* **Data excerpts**
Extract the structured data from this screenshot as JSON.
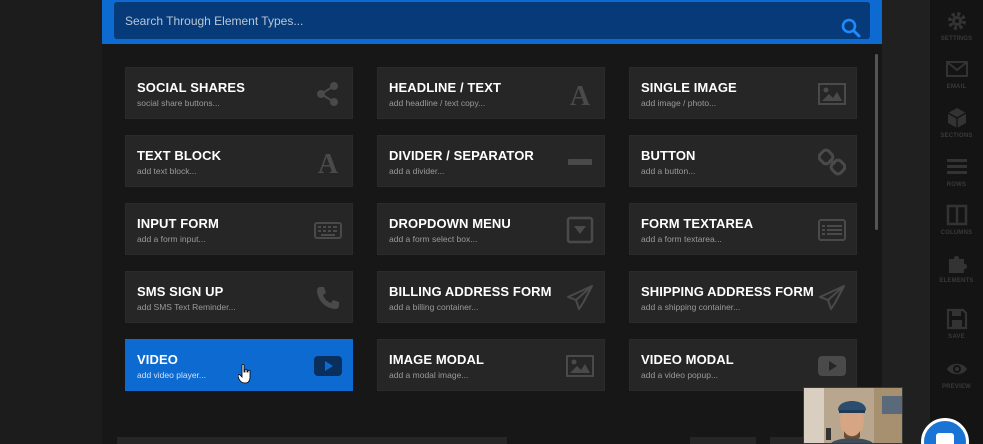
{
  "search": {
    "placeholder": "Search Through Element Types..."
  },
  "elements": [
    {
      "title": "SOCIAL SHARES",
      "subtitle": "social share buttons...",
      "icon": "share-icon",
      "active": false
    },
    {
      "title": "HEADLINE / TEXT",
      "subtitle": "add headline / text copy...",
      "icon": "font-a-icon",
      "active": false
    },
    {
      "title": "SINGLE IMAGE",
      "subtitle": "add image / photo...",
      "icon": "image-icon",
      "active": false
    },
    {
      "title": "TEXT BLOCK",
      "subtitle": "add text block...",
      "icon": "font-a-icon",
      "active": false
    },
    {
      "title": "DIVIDER / SEPARATOR",
      "subtitle": "add a divider...",
      "icon": "minus-icon",
      "active": false
    },
    {
      "title": "BUTTON",
      "subtitle": "add a button...",
      "icon": "link-icon",
      "active": false
    },
    {
      "title": "INPUT FORM",
      "subtitle": "add a form input...",
      "icon": "keyboard-icon",
      "active": false
    },
    {
      "title": "DROPDOWN MENU",
      "subtitle": "add a form select box...",
      "icon": "dropdown-icon",
      "active": false
    },
    {
      "title": "FORM TEXTAREA",
      "subtitle": "add a form textarea...",
      "icon": "list-icon",
      "active": false
    },
    {
      "title": "SMS SIGN UP",
      "subtitle": "add SMS Text Reminder...",
      "icon": "phone-icon",
      "active": false
    },
    {
      "title": "BILLING ADDRESS FORM",
      "subtitle": "add a billing container...",
      "icon": "paper-plane-icon",
      "active": false
    },
    {
      "title": "SHIPPING ADDRESS FORM",
      "subtitle": "add a shipping container...",
      "icon": "paper-plane-icon",
      "active": false
    },
    {
      "title": "VIDEO",
      "subtitle": "add video player...",
      "icon": "play-icon",
      "active": true
    },
    {
      "title": "IMAGE MODAL",
      "subtitle": "add a modal image...",
      "icon": "image-icon",
      "active": false
    },
    {
      "title": "VIDEO MODAL",
      "subtitle": "add a video popup...",
      "icon": "play-icon",
      "active": false
    }
  ],
  "sidebar": [
    {
      "label": "SETTINGS",
      "icon": "gear-icon"
    },
    {
      "label": "EMAIL",
      "icon": "envelope-icon"
    },
    {
      "label": "SECTIONS",
      "icon": "cube-icon"
    },
    {
      "label": "ROWS",
      "icon": "rows-icon"
    },
    {
      "label": "COLUMNS",
      "icon": "columns-icon"
    },
    {
      "label": "ELEMENTS",
      "icon": "puzzle-icon"
    },
    {
      "label": "SAVE",
      "icon": "floppy-icon"
    },
    {
      "label": "PREVIEW",
      "icon": "eye-icon"
    }
  ],
  "colors": {
    "accent": "#0d6ad1",
    "card": "#262626",
    "background": "#171717"
  }
}
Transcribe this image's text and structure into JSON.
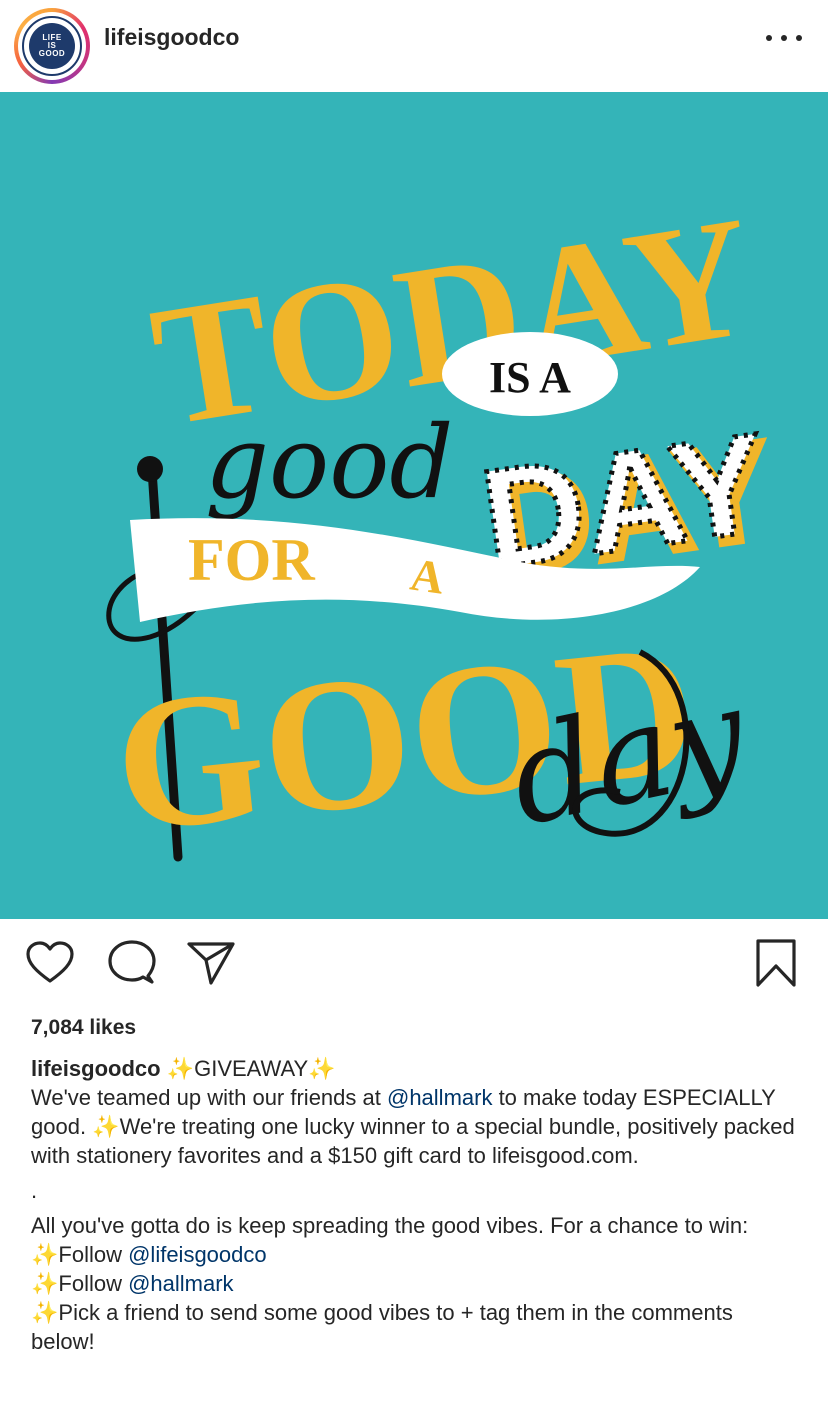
{
  "header": {
    "username": "lifeisgoodco",
    "avatar_text": [
      "LIFE",
      "IS",
      "GOOD"
    ],
    "more_icon": "more-horizontal-icon"
  },
  "post_image": {
    "words": {
      "today": "TODAY",
      "is_a": "IS A",
      "good_script": "good",
      "day_big": "DAY",
      "for_a_1": "FOR",
      "for_a_2": "A",
      "good_big": "GOOD",
      "day_script": "day"
    },
    "colors": {
      "background": "#34b4b8",
      "yellow": "#f0b52a",
      "white": "#ffffff",
      "black": "#111111"
    }
  },
  "actions": {
    "like_icon": "heart-icon",
    "comment_icon": "comment-icon",
    "share_icon": "send-icon",
    "save_icon": "bookmark-icon"
  },
  "likes": "7,084 likes",
  "caption": {
    "username": "lifeisgoodco",
    "sparkle": "✨",
    "giveaway": "GIVEAWAY",
    "line1_pre": "We've teamed up with our friends at ",
    "line1_mention": "@hallmark",
    "line1_post": " to make today ESPECIALLY good. ",
    "line1_rest": "We're treating one lucky winner to a special bundle, positively packed with stationery favorites and a $150 gift card to lifeisgood.com.",
    "dot": ".",
    "para2": "All you've gotta do is keep spreading the good vibes. For a chance to win:",
    "follow": "Follow ",
    "mention_life": "@lifeisgoodco",
    "mention_hallmark": "@hallmark",
    "pick": "Pick a friend to send some good vibes to + tag them in the comments below!"
  }
}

* **WORK TO DO**
Find how many of the lines above have the word "send" in them. State only that number.

* **CORRECT RESPONSE**
2